Source data
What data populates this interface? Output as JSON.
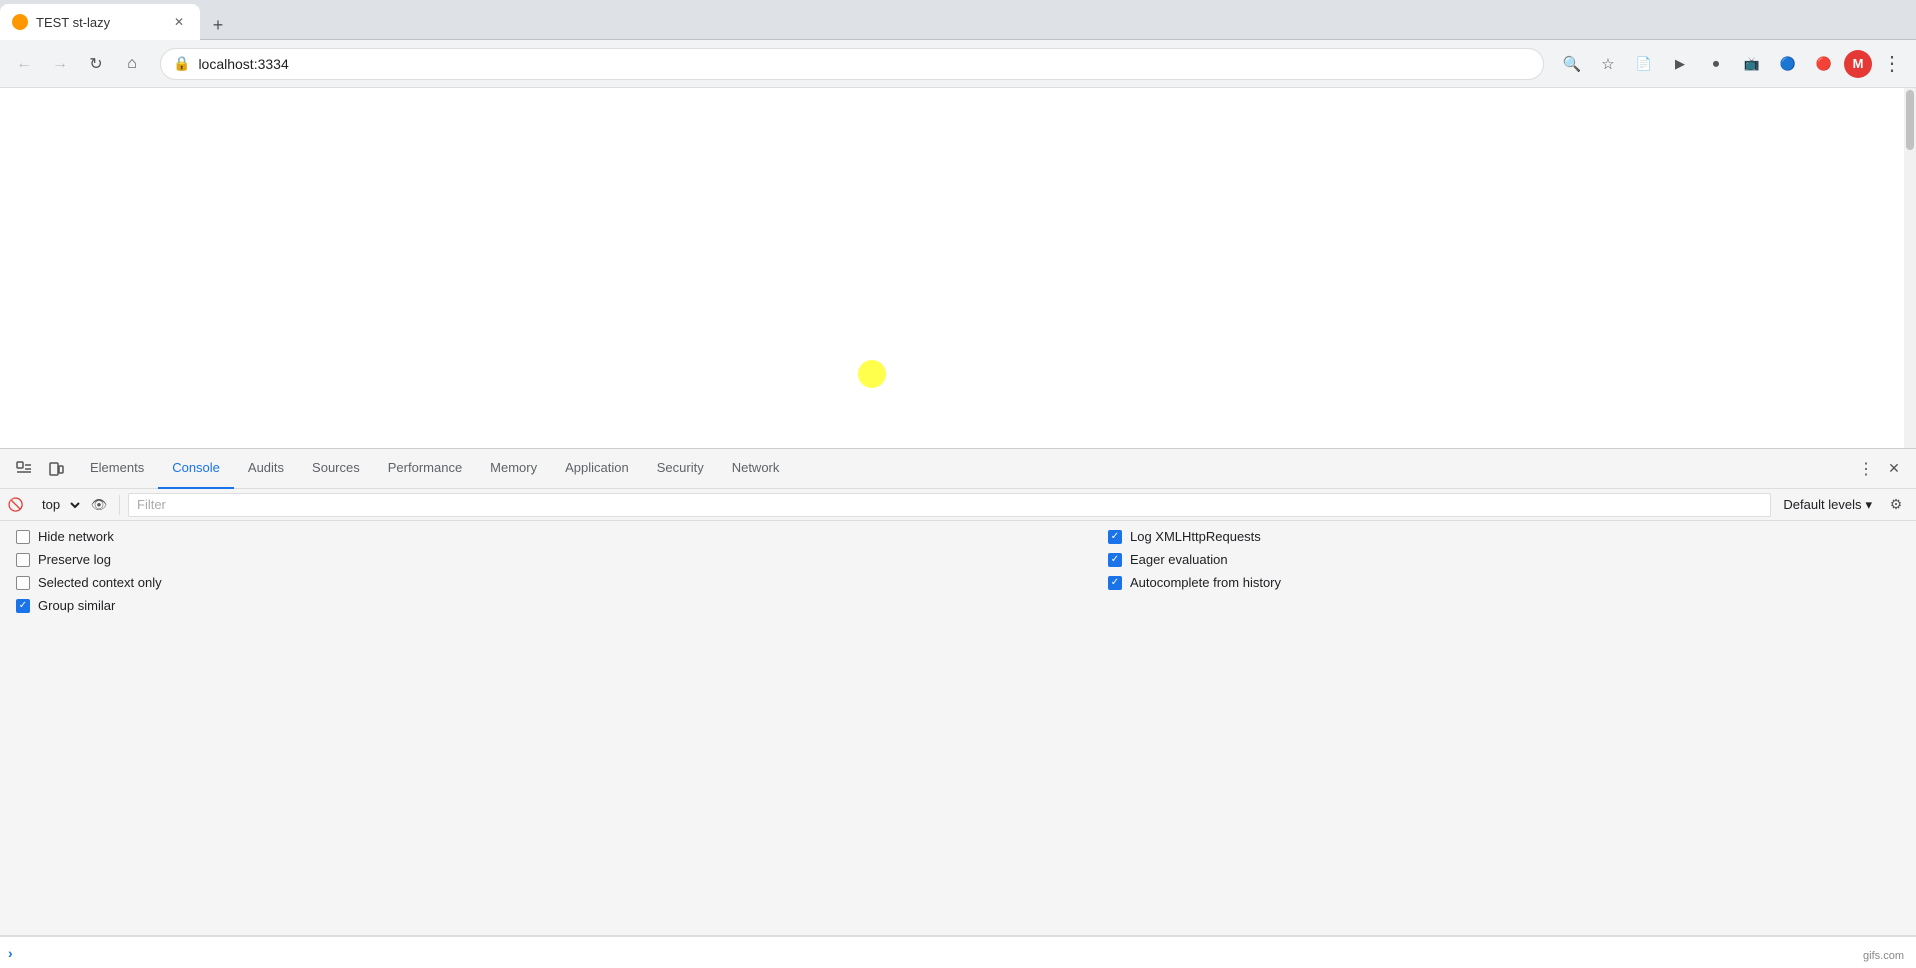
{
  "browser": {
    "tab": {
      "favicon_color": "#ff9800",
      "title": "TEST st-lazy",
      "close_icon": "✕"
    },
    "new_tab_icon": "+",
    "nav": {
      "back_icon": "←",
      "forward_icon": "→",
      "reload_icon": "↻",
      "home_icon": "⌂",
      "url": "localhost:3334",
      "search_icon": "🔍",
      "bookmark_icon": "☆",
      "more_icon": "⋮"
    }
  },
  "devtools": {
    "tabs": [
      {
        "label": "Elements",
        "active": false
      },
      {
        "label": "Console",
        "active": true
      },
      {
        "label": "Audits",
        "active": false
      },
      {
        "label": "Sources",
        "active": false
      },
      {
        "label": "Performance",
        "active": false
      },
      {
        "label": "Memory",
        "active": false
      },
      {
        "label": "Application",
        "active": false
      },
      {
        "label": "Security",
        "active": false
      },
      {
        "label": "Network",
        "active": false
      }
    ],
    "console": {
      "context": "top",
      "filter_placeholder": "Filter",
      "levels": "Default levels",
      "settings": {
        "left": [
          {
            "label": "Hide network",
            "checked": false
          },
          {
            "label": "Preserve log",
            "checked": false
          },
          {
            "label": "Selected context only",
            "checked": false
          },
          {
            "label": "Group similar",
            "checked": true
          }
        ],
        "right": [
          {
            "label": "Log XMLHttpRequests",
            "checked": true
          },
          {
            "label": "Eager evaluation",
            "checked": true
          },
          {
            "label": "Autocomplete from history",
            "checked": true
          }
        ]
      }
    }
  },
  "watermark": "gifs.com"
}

▶ [Written request]:
Give only the number of lines in the data that hold the word "context".

▶ [Output]:
2